> What you will do: Output the records exactly. Include every line.

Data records
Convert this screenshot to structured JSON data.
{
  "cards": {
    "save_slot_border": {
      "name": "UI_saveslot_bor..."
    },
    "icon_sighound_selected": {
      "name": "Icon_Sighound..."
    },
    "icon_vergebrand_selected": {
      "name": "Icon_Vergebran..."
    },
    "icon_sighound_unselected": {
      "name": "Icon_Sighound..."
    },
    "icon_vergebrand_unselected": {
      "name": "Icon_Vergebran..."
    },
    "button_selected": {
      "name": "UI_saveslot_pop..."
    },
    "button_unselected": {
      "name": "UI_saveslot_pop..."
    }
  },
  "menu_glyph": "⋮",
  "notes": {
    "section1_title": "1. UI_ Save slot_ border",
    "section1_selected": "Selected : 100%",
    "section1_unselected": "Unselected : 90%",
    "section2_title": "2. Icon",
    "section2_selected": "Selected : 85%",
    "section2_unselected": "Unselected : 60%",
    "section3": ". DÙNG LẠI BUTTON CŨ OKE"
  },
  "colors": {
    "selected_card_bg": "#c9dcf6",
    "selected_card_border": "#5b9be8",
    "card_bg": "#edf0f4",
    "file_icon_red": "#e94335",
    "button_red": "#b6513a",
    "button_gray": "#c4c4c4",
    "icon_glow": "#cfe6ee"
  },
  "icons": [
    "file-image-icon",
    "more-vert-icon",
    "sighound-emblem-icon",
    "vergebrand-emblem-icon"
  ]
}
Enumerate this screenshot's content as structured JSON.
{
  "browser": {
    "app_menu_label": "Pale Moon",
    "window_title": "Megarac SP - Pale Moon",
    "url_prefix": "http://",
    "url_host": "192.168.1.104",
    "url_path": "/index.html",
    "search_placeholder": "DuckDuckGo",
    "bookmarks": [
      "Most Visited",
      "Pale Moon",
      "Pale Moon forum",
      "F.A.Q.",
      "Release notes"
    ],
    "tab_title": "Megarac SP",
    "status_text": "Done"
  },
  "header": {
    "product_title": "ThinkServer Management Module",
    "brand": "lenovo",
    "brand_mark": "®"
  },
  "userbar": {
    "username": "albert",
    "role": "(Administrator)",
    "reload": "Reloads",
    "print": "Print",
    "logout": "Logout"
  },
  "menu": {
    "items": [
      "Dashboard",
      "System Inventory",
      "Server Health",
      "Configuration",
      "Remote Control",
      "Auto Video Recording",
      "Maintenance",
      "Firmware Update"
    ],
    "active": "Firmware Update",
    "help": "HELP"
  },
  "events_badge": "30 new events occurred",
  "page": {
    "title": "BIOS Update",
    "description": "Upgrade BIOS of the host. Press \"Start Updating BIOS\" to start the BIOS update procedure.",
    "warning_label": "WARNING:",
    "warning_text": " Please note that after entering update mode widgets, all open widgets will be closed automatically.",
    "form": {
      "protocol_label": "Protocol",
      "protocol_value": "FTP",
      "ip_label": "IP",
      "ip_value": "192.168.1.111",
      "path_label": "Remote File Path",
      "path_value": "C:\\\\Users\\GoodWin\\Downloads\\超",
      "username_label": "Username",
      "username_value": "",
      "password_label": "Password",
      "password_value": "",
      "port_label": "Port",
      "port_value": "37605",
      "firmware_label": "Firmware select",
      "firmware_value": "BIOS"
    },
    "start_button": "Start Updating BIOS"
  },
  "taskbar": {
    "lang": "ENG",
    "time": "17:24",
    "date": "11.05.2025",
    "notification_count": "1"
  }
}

> Output of the exercise:
Convert this screenshot to structured JSON data.
{
  "cards": {
    "save_slot_border": {
      "name": "UI_saveslot_bor..."
    },
    "icon_sighound_selected": {
      "name": "Icon_Sighound..."
    },
    "icon_vergebrand_selected": {
      "name": "Icon_Vergebran..."
    },
    "icon_sighound_unselected": {
      "name": "Icon_Sighound..."
    },
    "icon_vergebrand_unselected": {
      "name": "Icon_Vergebran..."
    },
    "button_selected": {
      "name": "UI_saveslot_pop..."
    },
    "button_unselected": {
      "name": "UI_saveslot_pop..."
    }
  },
  "menu_glyph": "⋮",
  "notes": {
    "section1_title": "1. UI_ Save slot_ border",
    "section1_selected": "Selected : 100%",
    "section1_unselected": "Unselected : 90%",
    "section2_title": "2. Icon",
    "section2_selected": "Selected : 85%",
    "section2_unselected": "Unselected : 60%",
    "section3": ". DÙNG LẠI BUTTON CŨ OKE"
  },
  "colors": {
    "selected_card_bg": "#c9dcf6",
    "selected_card_border": "#5b9be8",
    "card_bg": "#edf0f4",
    "file_icon_red": "#e94335",
    "button_red": "#b6513a",
    "button_gray": "#c4c4c4",
    "icon_glow": "#cfe6ee"
  },
  "icons": [
    "file-image-icon",
    "more-vert-icon",
    "sighound-emblem-icon",
    "vergebrand-emblem-icon"
  ]
}
Enumerate this screenshot's content as structured JSON.
{
  "browser": {
    "app_menu_label": "Pale Moon",
    "window_title": "Megarac SP - Pale Moon",
    "url_prefix": "http://",
    "url_host": "192.168.1.104",
    "url_path": "/index.html",
    "search_placeholder": "DuckDuckGo",
    "bookmarks": [
      "Most Visited",
      "Pale Moon",
      "Pale Moon forum",
      "F.A.Q.",
      "Release notes"
    ],
    "tab_title": "Megarac SP",
    "status_text": "Done"
  },
  "header": {
    "product_title": "ThinkServer Management Module",
    "brand": "lenovo",
    "brand_mark": "®"
  },
  "userbar": {
    "username": "albert",
    "role": "(Administrator)",
    "reload": "Reloads",
    "print": "Print",
    "logout": "Logout"
  },
  "menu": {
    "items": [
      "Dashboard",
      "System Inventory",
      "Server Health",
      "Configuration",
      "Remote Control",
      "Auto Video Recording",
      "Maintenance",
      "Firmware Update"
    ],
    "active": "Firmware Update",
    "help": "HELP"
  },
  "events_badge": "30 new events occurred",
  "page": {
    "title": "BIOS Update",
    "description": "Upgrade BIOS of the host. Press \"Start Updating BIOS\" to start the BIOS update procedure.",
    "warning_label": "WARNING:",
    "warning_text": " Please note that after entering update mode widgets, all open widgets will be closed automatically.",
    "form": {
      "protocol_label": "Protocol",
      "protocol_value": "FTP",
      "ip_label": "IP",
      "ip_value": "192.168.1.111",
      "path_label": "Remote File Path",
      "path_value": "C:\\\\Users\\GoodWin\\Downloads\\超",
      "username_label": "Username",
      "username_value": "",
      "password_label": "Password",
      "password_value": "",
      "port_label": "Port",
      "port_value": "37605",
      "firmware_label": "Firmware select",
      "firmware_value": "BIOS"
    },
    "start_button": "Start Updating BIOS"
  },
  "taskbar": {
    "lang": "ENG",
    "time": "17:24",
    "date": "11.05.2025",
    "notification_count": "1"
  }
}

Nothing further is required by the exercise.